TASK GOAL →
Format every line of the records below as a JSON list of strings, one string per line, with blank lines dropped. Leave the pictures out.

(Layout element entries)
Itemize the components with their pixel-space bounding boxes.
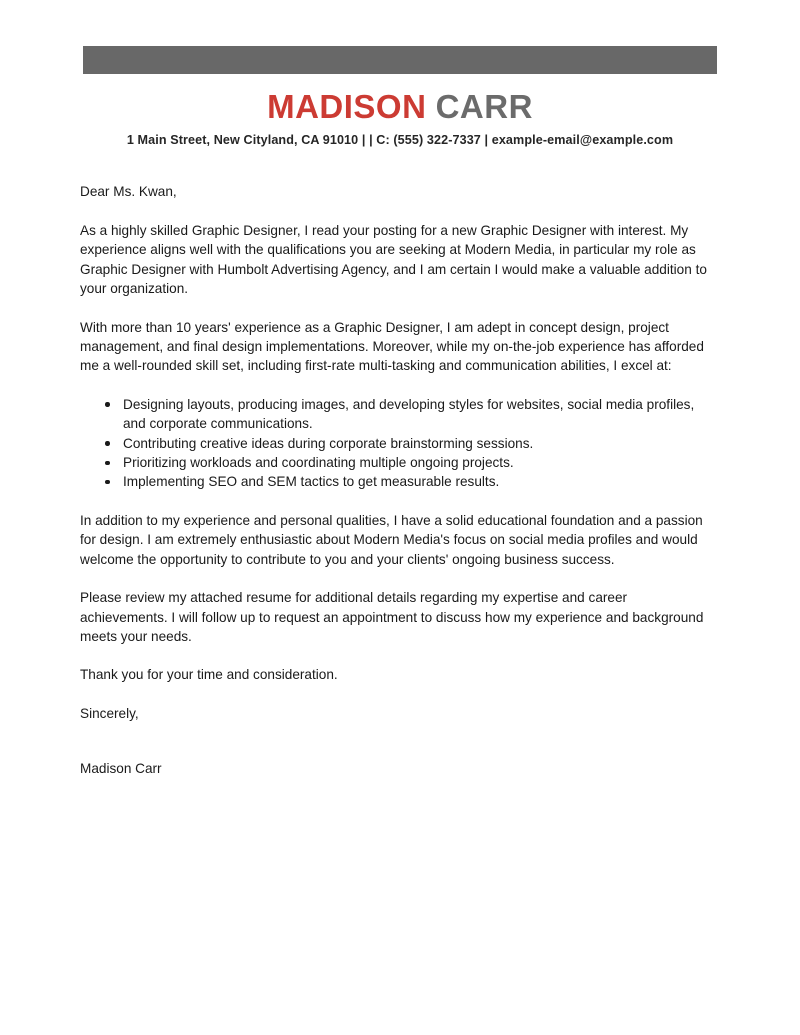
paragraph-qualities: In addition to my experience and personal qualities, I have a solid educational foundation and a passion for design. I am extremely enthusiastic about Modern Media's focus on social media profiles and would welcome the opportunity to contribute to you and your clients' ongoing business success. [80, 512, 703, 567]
applicant-name [80, 90, 720, 123]
list-item-text: Contributing creative ideas during corporate brainstorming sessions. [123, 435, 534, 451]
applicant-first-name: MADISON [267, 88, 427, 125]
paragraph-intro: As a highly skilled Graphic Designer, I read your posting for a new Graphic Designer with interest. My experience aligns well with the qualifications you are seeking at Modern Media, in particular my role as Graphic Designer with Humbolt Advertising Agency, and I am certain I would make a valuable addition to your organization. [80, 223, 707, 297]
paragraph-experience: With more than 10 years' experience as a Graphic Designer, I am adept in concept design, project management, and final design implementations. Moreover, while my on-the-job experience has afforded me a well-rounded skill set, including first-rate multi-tasking and communication abilities, I excel at: [80, 319, 704, 374]
list-item-text: Prioritizing workloads and coordinating multiple ongoing projects. [123, 455, 514, 471]
signature-name: Madison Carr [80, 761, 162, 777]
closing-line: Sincerely, [80, 705, 139, 721]
thank-you-line: Thank you for your time and consideration. [80, 667, 338, 683]
bullet-icon [105, 441, 110, 446]
skills-list [80, 395, 714, 492]
salutation: Dear Ms. Kwan, [80, 184, 177, 199]
header-accent-bar [83, 46, 717, 74]
list-item [80, 472, 714, 491]
list-item-text: Designing layouts, producing images, and developing styles for websites, social media profiles, and corporate communications. [123, 396, 695, 432]
contact-info-line: 1 Main Street, New Cityland, CA 91010 | | C: (555) 322-7337 | example-email@example.com [126, 133, 674, 147]
bullet-icon [105, 402, 110, 407]
list-item [80, 395, 714, 434]
bullet-icon [105, 461, 110, 466]
list-item [80, 434, 714, 453]
signature-space [80, 723, 714, 759]
list-item-text: Implementing SEO and SEM tactics to get measurable results. [123, 474, 500, 490]
list-item [80, 453, 714, 472]
letter-body [80, 182, 714, 779]
applicant-last-name: CARR [435, 88, 533, 125]
bullet-icon [105, 480, 110, 485]
paragraph-followup: Please review my attached resume for additional details regarding my expertise and career achievements. I will follow up to request an appointment to discuss how my experience and background meets your needs. [80, 590, 704, 644]
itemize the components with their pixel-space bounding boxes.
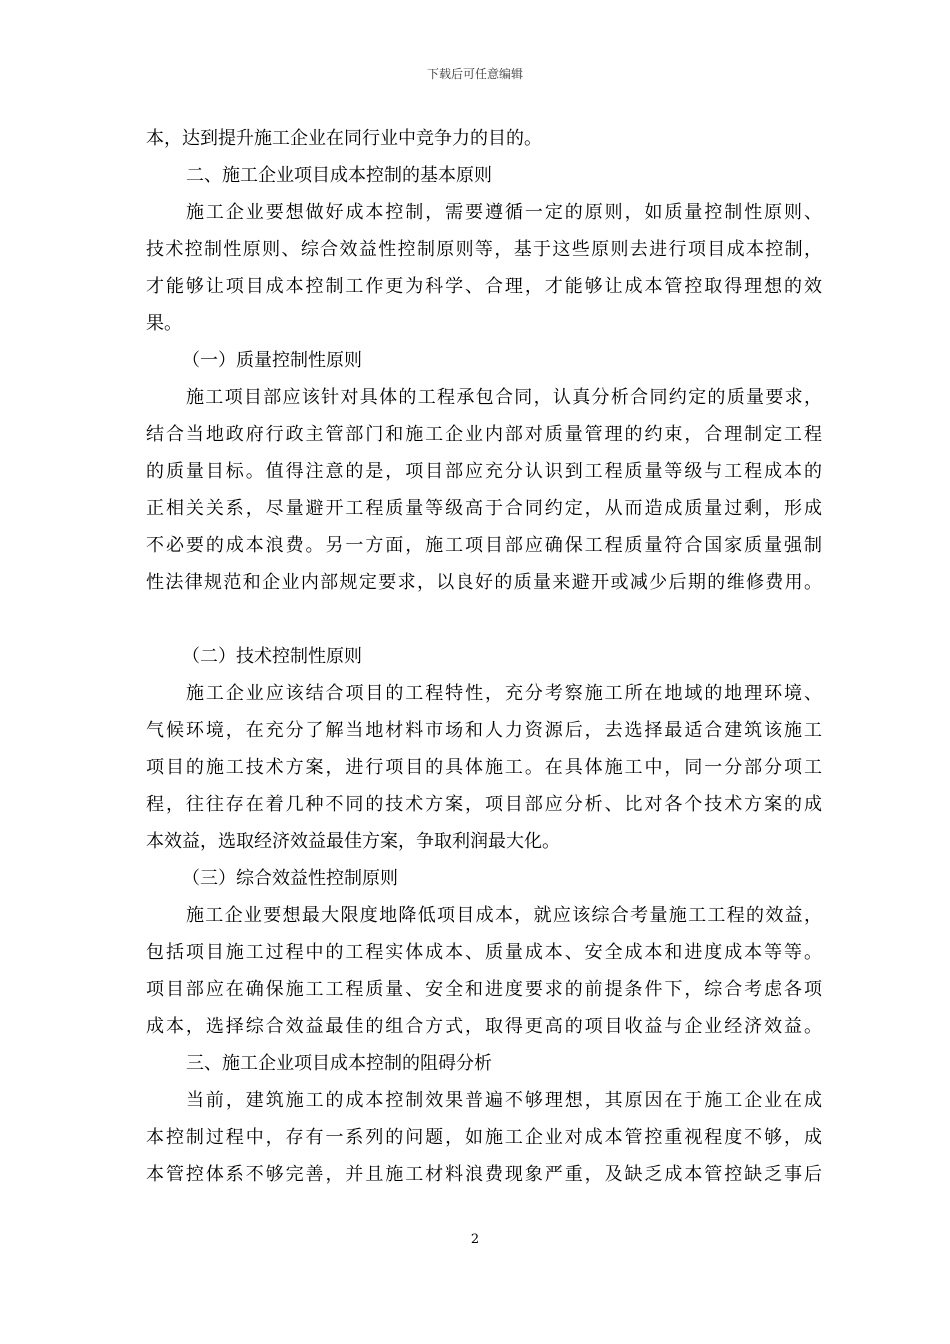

FINISHED ANSWER →
[
  "Itemize the components with their pixel-space bounding boxes.",
  "paragraph-qualities: In addition to my experience and personal qualities, I have a solid educational foundation and a passion for design. I am extremely enthusiastic about Modern Media's focus on social media profiles and would welcome the opportunity to contribute to you and your clients' ongoing business success. [80, 512, 703, 567]",
  "applicant-name [80, 90, 720, 123]",
  "list-item-text: Contributing creative ideas during corporate brainstorming sessions. [123, 435, 534, 451]",
  "applicant-first-name: MADISON [267, 88, 427, 125]",
  "paragraph-intro: As a highly skilled Graphic Designer, I read your posting for a new Graphic Designer with interest. My experience aligns well with the qualifications you are seeking at Modern Media, in particular my role as Graphic Designer with Humbolt Advertising Agency, and I am certain I would make a valuable addition to your organization. [80, 223, 707, 297]",
  "paragraph-experience: With more than 10 years' experience as a Graphic Designer, I am adept in concept design, project management, and final design implementations. Moreover, while my on-the-job experience has afforded me a well-rounded skill set, including first-rate multi-tasking and communication abilities, I excel at: [80, 319, 704, 374]",
  "list-item-text: Prioritizing workloads and coordinating multiple ongoing projects. [123, 455, 514, 471]",
  "signature-name: Madison Carr [80, 761, 162, 777]",
  "closing-line: Sincerely, [80, 705, 139, 721]",
  "thank-you-line: Thank you for your time and consideration. [80, 667, 338, 683]",
  "bullet-icon [105, 441, 110, 446]",
  "skills-list [80, 395, 714, 492]",
  "salutation: Dear Ms. Kwan, [80, 184, 177, 199]",
  "header-accent-bar [83, 46, 717, 74]",
  "list-item [80, 472, 714, 491]",
  "list-item-text: Designing layouts, producing images, and developing styles for websites, social media profiles, and corporate communications. [123, 396, 695, 432]",
  "contact-info-line: 1 Main Street, New Cityland, CA 91010 | | C: (555) 322-7337 | example-email@example.com [126, 133, 674, 147]",
  "bullet-icon [105, 402, 110, 407]",
  "list-item [80, 395, 714, 434]",
  "bullet-icon [105, 461, 110, 466]",
  "list-item [80, 434, 714, 453]",
  "signature-space [80, 723, 714, 759]",
  "list-item-text: Implementing SEO and SEM tactics to get measurable results. [123, 474, 500, 490]",
  "list-item [80, 453, 714, 472]",
  "letter-body [80, 182, 714, 779]",
  "applicant-last-name: CARR [435, 88, 533, 125]",
  "bullet-icon [105, 480, 110, 485]",
  "paragraph-followup: Please review my attached resume for additional details regarding my expertise and career achievements. I will follow up to request an appointment to discuss how my experience and background meets your needs. [80, 590, 704, 644]",
  "itemize the components with their pixel-space bounding boxes."
]